• [Task details]
The records below must be duplicated exactly, character for character.

• [Data shown]

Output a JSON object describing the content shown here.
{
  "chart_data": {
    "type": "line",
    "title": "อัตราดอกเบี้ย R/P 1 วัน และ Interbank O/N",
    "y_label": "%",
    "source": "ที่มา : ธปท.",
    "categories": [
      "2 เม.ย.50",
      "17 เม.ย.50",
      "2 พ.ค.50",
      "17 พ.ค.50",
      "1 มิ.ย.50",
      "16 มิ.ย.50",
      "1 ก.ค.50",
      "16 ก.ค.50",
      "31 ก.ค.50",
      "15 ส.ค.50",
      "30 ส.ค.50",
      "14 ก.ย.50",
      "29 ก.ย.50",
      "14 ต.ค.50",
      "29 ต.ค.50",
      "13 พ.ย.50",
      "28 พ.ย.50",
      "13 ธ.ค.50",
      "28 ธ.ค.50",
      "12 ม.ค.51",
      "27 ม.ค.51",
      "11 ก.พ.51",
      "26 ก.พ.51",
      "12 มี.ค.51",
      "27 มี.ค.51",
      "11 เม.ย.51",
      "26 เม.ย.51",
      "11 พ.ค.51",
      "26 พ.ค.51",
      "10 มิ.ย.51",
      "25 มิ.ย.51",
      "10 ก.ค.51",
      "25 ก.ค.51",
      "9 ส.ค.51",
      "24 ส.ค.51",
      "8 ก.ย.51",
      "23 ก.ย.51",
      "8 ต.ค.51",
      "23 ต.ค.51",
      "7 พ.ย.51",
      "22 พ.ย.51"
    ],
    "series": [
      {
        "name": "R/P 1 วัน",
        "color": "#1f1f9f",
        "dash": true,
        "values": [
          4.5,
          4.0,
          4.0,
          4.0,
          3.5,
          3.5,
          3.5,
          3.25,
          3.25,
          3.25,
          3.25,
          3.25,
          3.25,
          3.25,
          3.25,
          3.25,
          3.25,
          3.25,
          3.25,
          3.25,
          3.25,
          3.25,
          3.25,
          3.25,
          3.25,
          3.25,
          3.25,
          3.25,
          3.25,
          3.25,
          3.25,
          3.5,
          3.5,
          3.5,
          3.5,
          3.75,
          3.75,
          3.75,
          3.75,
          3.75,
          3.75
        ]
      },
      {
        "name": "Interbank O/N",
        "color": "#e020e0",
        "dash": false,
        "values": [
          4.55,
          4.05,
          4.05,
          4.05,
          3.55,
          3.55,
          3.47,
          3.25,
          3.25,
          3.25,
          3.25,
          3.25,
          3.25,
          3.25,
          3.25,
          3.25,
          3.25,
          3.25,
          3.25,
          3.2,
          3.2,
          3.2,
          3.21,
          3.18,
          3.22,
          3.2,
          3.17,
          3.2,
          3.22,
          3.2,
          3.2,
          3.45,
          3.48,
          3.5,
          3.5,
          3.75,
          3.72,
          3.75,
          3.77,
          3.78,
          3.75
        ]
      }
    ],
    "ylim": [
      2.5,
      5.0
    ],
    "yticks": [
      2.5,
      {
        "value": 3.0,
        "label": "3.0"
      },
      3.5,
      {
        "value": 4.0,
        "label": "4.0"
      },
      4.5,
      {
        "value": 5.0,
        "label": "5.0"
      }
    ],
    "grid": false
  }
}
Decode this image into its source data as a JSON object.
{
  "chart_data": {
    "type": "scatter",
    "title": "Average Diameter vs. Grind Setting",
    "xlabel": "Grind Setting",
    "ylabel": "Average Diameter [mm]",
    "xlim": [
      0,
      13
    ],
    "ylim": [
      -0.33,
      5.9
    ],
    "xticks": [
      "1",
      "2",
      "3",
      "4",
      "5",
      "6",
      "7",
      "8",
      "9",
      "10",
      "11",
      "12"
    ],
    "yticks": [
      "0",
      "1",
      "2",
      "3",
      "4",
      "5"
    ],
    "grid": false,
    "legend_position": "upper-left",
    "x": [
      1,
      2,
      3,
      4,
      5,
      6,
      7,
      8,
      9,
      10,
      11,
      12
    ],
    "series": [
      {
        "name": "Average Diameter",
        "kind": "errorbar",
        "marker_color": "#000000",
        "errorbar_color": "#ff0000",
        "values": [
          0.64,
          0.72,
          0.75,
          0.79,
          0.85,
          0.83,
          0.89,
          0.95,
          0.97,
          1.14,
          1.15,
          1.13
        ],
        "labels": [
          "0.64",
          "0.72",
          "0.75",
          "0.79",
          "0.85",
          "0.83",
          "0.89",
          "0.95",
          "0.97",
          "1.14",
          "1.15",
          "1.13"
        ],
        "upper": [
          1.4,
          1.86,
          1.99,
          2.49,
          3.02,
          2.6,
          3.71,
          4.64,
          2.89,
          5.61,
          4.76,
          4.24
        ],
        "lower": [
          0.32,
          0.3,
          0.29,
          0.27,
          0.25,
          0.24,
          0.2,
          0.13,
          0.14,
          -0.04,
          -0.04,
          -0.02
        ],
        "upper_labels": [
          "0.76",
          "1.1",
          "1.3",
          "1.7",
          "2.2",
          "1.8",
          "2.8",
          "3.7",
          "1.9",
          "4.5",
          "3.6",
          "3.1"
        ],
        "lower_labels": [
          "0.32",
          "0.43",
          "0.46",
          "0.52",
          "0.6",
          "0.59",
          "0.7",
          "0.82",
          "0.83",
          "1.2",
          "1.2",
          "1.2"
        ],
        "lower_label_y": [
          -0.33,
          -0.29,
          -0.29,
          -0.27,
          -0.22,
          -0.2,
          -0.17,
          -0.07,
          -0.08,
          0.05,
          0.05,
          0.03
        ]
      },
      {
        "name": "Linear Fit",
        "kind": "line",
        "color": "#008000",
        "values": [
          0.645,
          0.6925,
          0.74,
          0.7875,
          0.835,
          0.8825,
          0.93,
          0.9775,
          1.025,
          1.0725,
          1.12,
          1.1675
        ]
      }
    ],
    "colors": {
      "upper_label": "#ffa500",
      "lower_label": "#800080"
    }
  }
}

• [Finished exercise]
Output a JSON object describing the content shown here.
{
  "chart_data": {
    "type": "line",
    "title": "อัตราดอกเบี้ย R/P 1 วัน และ Interbank O/N",
    "y_label": "%",
    "source": "ที่มา : ธปท.",
    "categories": [
      "2 เม.ย.50",
      "17 เม.ย.50",
      "2 พ.ค.50",
      "17 พ.ค.50",
      "1 มิ.ย.50",
      "16 มิ.ย.50",
      "1 ก.ค.50",
      "16 ก.ค.50",
      "31 ก.ค.50",
      "15 ส.ค.50",
      "30 ส.ค.50",
      "14 ก.ย.50",
      "29 ก.ย.50",
      "14 ต.ค.50",
      "29 ต.ค.50",
      "13 พ.ย.50",
      "28 พ.ย.50",
      "13 ธ.ค.50",
      "28 ธ.ค.50",
      "12 ม.ค.51",
      "27 ม.ค.51",
      "11 ก.พ.51",
      "26 ก.พ.51",
      "12 มี.ค.51",
      "27 มี.ค.51",
      "11 เม.ย.51",
      "26 เม.ย.51",
      "11 พ.ค.51",
      "26 พ.ค.51",
      "10 มิ.ย.51",
      "25 มิ.ย.51",
      "10 ก.ค.51",
      "25 ก.ค.51",
      "9 ส.ค.51",
      "24 ส.ค.51",
      "8 ก.ย.51",
      "23 ก.ย.51",
      "8 ต.ค.51",
      "23 ต.ค.51",
      "7 พ.ย.51",
      "22 พ.ย.51"
    ],
    "series": [
      {
        "name": "R/P 1 วัน",
        "color": "#1f1f9f",
        "dash": true,
        "values": [
          4.5,
          4.0,
          4.0,
          4.0,
          3.5,
          3.5,
          3.5,
          3.25,
          3.25,
          3.25,
          3.25,
          3.25,
          3.25,
          3.25,
          3.25,
          3.25,
          3.25,
          3.25,
          3.25,
          3.25,
          3.25,
          3.25,
          3.25,
          3.25,
          3.25,
          3.25,
          3.25,
          3.25,
          3.25,
          3.25,
          3.25,
          3.5,
          3.5,
          3.5,
          3.5,
          3.75,
          3.75,
          3.75,
          3.75,
          3.75,
          3.75
        ]
      },
      {
        "name": "Interbank O/N",
        "color": "#e020e0",
        "dash": false,
        "values": [
          4.55,
          4.05,
          4.05,
          4.05,
          3.55,
          3.55,
          3.47,
          3.25,
          3.25,
          3.25,
          3.25,
          3.25,
          3.25,
          3.25,
          3.25,
          3.25,
          3.25,
          3.25,
          3.25,
          3.2,
          3.2,
          3.2,
          3.21,
          3.18,
          3.22,
          3.2,
          3.17,
          3.2,
          3.22,
          3.2,
          3.2,
          3.45,
          3.48,
          3.5,
          3.5,
          3.75,
          3.72,
          3.75,
          3.77,
          3.78,
          3.75
        ]
      }
    ],
    "ylim": [
      2.5,
      5.0
    ],
    "yticks": [
      2.5,
      {
        "value": 3.0,
        "label": "3.0"
      },
      3.5,
      {
        "value": 4.0,
        "label": "4.0"
      },
      4.5,
      {
        "value": 5.0,
        "label": "5.0"
      }
    ],
    "grid": false
  }
}
Decode this image into its source data as a JSON object.
{
  "chart_data": {
    "type": "scatter",
    "title": "Average Diameter vs. Grind Setting",
    "xlabel": "Grind Setting",
    "ylabel": "Average Diameter [mm]",
    "xlim": [
      0,
      13
    ],
    "ylim": [
      -0.33,
      5.9
    ],
    "xticks": [
      "1",
      "2",
      "3",
      "4",
      "5",
      "6",
      "7",
      "8",
      "9",
      "10",
      "11",
      "12"
    ],
    "yticks": [
      "0",
      "1",
      "2",
      "3",
      "4",
      "5"
    ],
    "grid": false,
    "legend_position": "upper-left",
    "x": [
      1,
      2,
      3,
      4,
      5,
      6,
      7,
      8,
      9,
      10,
      11,
      12
    ],
    "series": [
      {
        "name": "Average Diameter",
        "kind": "errorbar",
        "marker_color": "#000000",
        "errorbar_color": "#ff0000",
        "values": [
          0.64,
          0.72,
          0.75,
          0.79,
          0.85,
          0.83,
          0.89,
          0.95,
          0.97,
          1.14,
          1.15,
          1.13
        ],
        "labels": [
          "0.64",
          "0.72",
          "0.75",
          "0.79",
          "0.85",
          "0.83",
          "0.89",
          "0.95",
          "0.97",
          "1.14",
          "1.15",
          "1.13"
        ],
        "upper": [
          1.4,
          1.86,
          1.99,
          2.49,
          3.02,
          2.6,
          3.71,
          4.64,
          2.89,
          5.61,
          4.76,
          4.24
        ],
        "lower": [
          0.32,
          0.3,
          0.29,
          0.27,
          0.25,
          0.24,
          0.2,
          0.13,
          0.14,
          -0.04,
          -0.04,
          -0.02
        ],
        "upper_labels": [
          "0.76",
          "1.1",
          "1.3",
          "1.7",
          "2.2",
          "1.8",
          "2.8",
          "3.7",
          "1.9",
          "4.5",
          "3.6",
          "3.1"
        ],
        "lower_labels": [
          "0.32",
          "0.43",
          "0.46",
          "0.52",
          "0.6",
          "0.59",
          "0.7",
          "0.82",
          "0.83",
          "1.2",
          "1.2",
          "1.2"
        ],
        "lower_label_y": [
          -0.33,
          -0.29,
          -0.29,
          -0.27,
          -0.22,
          -0.2,
          -0.17,
          -0.07,
          -0.08,
          0.05,
          0.05,
          0.03
        ]
      },
      {
        "name": "Linear Fit",
        "kind": "line",
        "color": "#008000",
        "values": [
          0.645,
          0.6925,
          0.74,
          0.7875,
          0.835,
          0.8825,
          0.93,
          0.9775,
          1.025,
          1.0725,
          1.12,
          1.1675
        ]
      }
    ],
    "colors": {
      "upper_label": "#ffa500",
      "lower_label": "#800080"
    }
  }
}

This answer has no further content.